*What the exercise asks:* Set the following entries down again exactly, line by line.

[Stored records]

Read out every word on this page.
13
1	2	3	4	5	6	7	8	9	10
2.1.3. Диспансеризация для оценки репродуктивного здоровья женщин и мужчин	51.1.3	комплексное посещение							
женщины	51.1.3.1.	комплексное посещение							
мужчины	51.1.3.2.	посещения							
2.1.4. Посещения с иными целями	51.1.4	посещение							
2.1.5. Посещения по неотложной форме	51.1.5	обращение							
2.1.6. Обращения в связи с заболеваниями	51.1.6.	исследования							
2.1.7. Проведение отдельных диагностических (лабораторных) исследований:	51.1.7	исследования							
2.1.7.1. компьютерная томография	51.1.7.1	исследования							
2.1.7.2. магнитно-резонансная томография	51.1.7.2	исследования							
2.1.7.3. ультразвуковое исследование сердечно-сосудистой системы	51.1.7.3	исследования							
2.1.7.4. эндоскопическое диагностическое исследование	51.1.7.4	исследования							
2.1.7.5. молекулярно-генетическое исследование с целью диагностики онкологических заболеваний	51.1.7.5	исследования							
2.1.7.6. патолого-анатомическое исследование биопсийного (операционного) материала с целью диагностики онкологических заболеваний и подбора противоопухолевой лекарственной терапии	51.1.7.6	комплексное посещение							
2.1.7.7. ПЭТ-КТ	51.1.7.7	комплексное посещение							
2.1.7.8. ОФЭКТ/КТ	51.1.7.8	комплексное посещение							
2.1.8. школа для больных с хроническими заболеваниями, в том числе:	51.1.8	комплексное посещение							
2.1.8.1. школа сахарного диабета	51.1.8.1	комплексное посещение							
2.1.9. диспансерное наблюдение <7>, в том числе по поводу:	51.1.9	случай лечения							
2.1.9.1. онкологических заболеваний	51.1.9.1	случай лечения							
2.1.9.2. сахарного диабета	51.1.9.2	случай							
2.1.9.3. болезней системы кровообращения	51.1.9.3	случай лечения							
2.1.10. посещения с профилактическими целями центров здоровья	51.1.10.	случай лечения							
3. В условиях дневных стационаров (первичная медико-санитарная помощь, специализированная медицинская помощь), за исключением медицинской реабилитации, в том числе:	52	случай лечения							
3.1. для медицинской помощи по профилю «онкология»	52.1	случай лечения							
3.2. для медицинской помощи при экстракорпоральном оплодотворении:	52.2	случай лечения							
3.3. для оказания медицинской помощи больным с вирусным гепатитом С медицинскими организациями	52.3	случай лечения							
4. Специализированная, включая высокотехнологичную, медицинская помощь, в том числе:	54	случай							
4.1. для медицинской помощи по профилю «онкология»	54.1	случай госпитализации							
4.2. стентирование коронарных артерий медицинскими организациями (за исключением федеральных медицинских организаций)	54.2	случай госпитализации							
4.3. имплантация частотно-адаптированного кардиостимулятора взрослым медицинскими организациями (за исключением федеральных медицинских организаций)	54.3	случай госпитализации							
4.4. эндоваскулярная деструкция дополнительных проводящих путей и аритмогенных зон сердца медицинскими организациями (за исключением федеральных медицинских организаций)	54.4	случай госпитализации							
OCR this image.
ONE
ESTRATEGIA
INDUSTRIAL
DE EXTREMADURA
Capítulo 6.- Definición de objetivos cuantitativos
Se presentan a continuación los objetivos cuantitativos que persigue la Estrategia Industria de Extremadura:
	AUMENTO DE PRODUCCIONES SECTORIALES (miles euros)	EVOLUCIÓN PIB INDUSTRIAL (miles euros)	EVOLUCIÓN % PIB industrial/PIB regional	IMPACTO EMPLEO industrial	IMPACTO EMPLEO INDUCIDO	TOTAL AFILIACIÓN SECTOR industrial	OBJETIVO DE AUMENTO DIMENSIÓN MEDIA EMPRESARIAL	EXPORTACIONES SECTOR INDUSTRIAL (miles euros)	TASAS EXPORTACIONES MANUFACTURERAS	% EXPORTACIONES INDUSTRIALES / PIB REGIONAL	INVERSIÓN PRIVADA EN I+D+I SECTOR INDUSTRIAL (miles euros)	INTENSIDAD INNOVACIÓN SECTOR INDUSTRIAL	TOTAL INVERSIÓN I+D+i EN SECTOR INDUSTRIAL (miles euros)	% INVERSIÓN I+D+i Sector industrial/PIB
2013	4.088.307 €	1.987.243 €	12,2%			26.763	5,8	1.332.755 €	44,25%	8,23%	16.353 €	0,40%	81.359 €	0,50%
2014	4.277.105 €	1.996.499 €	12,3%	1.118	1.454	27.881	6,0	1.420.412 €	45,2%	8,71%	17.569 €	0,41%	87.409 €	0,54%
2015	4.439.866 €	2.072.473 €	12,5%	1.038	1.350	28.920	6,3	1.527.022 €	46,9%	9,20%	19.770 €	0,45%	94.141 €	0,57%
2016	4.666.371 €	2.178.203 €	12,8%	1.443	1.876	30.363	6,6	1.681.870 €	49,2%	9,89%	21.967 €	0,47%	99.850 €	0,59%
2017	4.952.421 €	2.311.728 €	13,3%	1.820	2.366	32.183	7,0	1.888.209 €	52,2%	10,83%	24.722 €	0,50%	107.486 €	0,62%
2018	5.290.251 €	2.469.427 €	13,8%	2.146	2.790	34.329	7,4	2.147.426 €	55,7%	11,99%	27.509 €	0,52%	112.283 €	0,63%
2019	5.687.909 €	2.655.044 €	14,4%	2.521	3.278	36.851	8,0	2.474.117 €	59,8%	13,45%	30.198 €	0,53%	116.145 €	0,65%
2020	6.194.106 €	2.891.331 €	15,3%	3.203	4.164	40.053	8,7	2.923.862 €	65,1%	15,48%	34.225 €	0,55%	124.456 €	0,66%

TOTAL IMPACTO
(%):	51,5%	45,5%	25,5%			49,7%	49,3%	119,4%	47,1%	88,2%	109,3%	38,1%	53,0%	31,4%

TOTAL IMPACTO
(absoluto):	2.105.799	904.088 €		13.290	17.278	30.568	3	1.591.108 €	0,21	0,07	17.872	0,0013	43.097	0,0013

*Final result:*
Read out every word on this page.
13
1	2	3	4	5	6	7	8	9	10
2.1.3. Диспансеризация для оценки репродуктивного здоровья женщин и мужчин	51.1.3	комплексное посещение							
женщины	51.1.3.1.	комплексное посещение							
мужчины	51.1.3.2.	посещения							
2.1.4. Посещения с иными целями	51.1.4	посещение							
2.1.5. Посещения по неотложной форме	51.1.5	обращение							
2.1.6. Обращения в связи с заболеваниями	51.1.6.	исследования							
2.1.7. Проведение отдельных диагностических (лабораторных) исследований:	51.1.7	исследования							
2.1.7.1. компьютерная томография	51.1.7.1	исследования							
2.1.7.2. магнитно-резонансная томография	51.1.7.2	исследования							
2.1.7.3. ультразвуковое исследование сердечно-сосудистой системы	51.1.7.3	исследования							
2.1.7.4. эндоскопическое диагностическое исследование	51.1.7.4	исследования							
2.1.7.5. молекулярно-генетическое исследование с целью диагностики онкологических заболеваний	51.1.7.5	исследования							
2.1.7.6. патолого-анатомическое исследование биопсийного (операционного) материала с целью диагностики онкологических заболеваний и подбора противоопухолевой лекарственной терапии	51.1.7.6	комплексное посещение							
2.1.7.7. ПЭТ-КТ	51.1.7.7	комплексное посещение							
2.1.7.8. ОФЭКТ/КТ	51.1.7.8	комплексное посещение							
2.1.8. школа для больных с хроническими заболеваниями, в том числе:	51.1.8	комплексное посещение							
2.1.8.1. школа сахарного диабета	51.1.8.1	комплексное посещение							
2.1.9. диспансерное наблюдение <7>, в том числе по поводу:	51.1.9	случай лечения							
2.1.9.1. онкологических заболеваний	51.1.9.1	случай лечения							
2.1.9.2. сахарного диабета	51.1.9.2	случай							
2.1.9.3. болезней системы кровообращения	51.1.9.3	случай лечения							
2.1.10. посещения с профилактическими целями центров здоровья	51.1.10.	случай лечения							
3. В условиях дневных стационаров (первичная медико-санитарная помощь, специализированная медицинская помощь), за исключением медицинской реабилитации, в том числе:	52	случай лечения							
3.1. для медицинской помощи по профилю «онкология»	52.1	случай лечения							
3.2. для медицинской помощи при экстракорпоральном оплодотворении:	52.2	случай лечения							
3.3. для оказания медицинской помощи больным с вирусным гепатитом С медицинскими организациями	52.3	случай лечения							
4. Специализированная, включая высокотехнологичную, медицинская помощь, в том числе:	54	случай							
4.1. для медицинской помощи по профилю «онкология»	54.1	случай госпитализации							
4.2. стентирование коронарных артерий медицинскими организациями (за исключением федеральных медицинских организаций)	54.2	случай госпитализации							
4.3. имплантация частотно-адаптированного кардиостимулятора взрослым медицинскими организациями (за исключением федеральных медицинских организаций)	54.3	случай госпитализации							
4.4. эндоваскулярная деструкция дополнительных проводящих путей и аритмогенных зон сердца медицинскими организациями (за исключением федеральных медицинских организаций)	54.4	случай госпитализации							
OCR this image.
ONE
ESTRATEGIA
INDUSTRIAL
DE EXTREMADURA
Capítulo 6.- Definición de objetivos cuantitativos
Se presentan a continuación los objetivos cuantitativos que persigue la Estrategia Industria de Extremadura:
	AUMENTO DE PRODUCCIONES SECTORIALES (miles euros)	EVOLUCIÓN PIB INDUSTRIAL (miles euros)	EVOLUCIÓN % PIB industrial/PIB regional	IMPACTO EMPLEO industrial	IMPACTO EMPLEO INDUCIDO	TOTAL AFILIACIÓN SECTOR industrial	OBJETIVO DE AUMENTO DIMENSIÓN MEDIA EMPRESARIAL	EXPORTACIONES SECTOR INDUSTRIAL (miles euros)	TASAS EXPORTACIONES MANUFACTURERAS	% EXPORTACIONES INDUSTRIALES / PIB REGIONAL	INVERSIÓN PRIVADA EN I+D+I SECTOR INDUSTRIAL (miles euros)	INTENSIDAD INNOVACIÓN SECTOR INDUSTRIAL	TOTAL INVERSIÓN I+D+i EN SECTOR INDUSTRIAL (miles euros)	% INVERSIÓN I+D+i Sector industrial/PIB
2013	4.088.307 €	1.987.243 €	12,2%			26.763	5,8	1.332.755 €	44,25%	8,23%	16.353 €	0,40%	81.359 €	0,50%
2014	4.277.105 €	1.996.499 €	12,3%	1.118	1.454	27.881	6,0	1.420.412 €	45,2%	8,71%	17.569 €	0,41%	87.409 €	0,54%
2015	4.439.866 €	2.072.473 €	12,5%	1.038	1.350	28.920	6,3	1.527.022 €	46,9%	9,20%	19.770 €	0,45%	94.141 €	0,57%
2016	4.666.371 €	2.178.203 €	12,8%	1.443	1.876	30.363	6,6	1.681.870 €	49,2%	9,89%	21.967 €	0,47%	99.850 €	0,59%
2017	4.952.421 €	2.311.728 €	13,3%	1.820	2.366	32.183	7,0	1.888.209 €	52,2%	10,83%	24.722 €	0,50%	107.486 €	0,62%
2018	5.290.251 €	2.469.427 €	13,8%	2.146	2.790	34.329	7,4	2.147.426 €	55,7%	11,99%	27.509 €	0,52%	112.283 €	0,63%
2019	5.687.909 €	2.655.044 €	14,4%	2.521	3.278	36.851	8,0	2.474.117 €	59,8%	13,45%	30.198 €	0,53%	116.145 €	0,65%
2020	6.194.106 €	2.891.331 €	15,3%	3.203	4.164	40.053	8,7	2.923.862 €	65,1%	15,48%	34.225 €	0,55%	124.456 €	0,66%

TOTAL IMPACTO
(%):	51,5%	45,5%	25,5%			49,7%	49,3%	119,4%	47,1%	88,2%	109,3%	38,1%	53,0%	31,4%

TOTAL IMPACTO
(absoluto):	2.105.799	904.088 €		13.290	17.278	30.568	3	1.591.108 €	0,21	0,07	17.872	0,0013	43.097	0,0013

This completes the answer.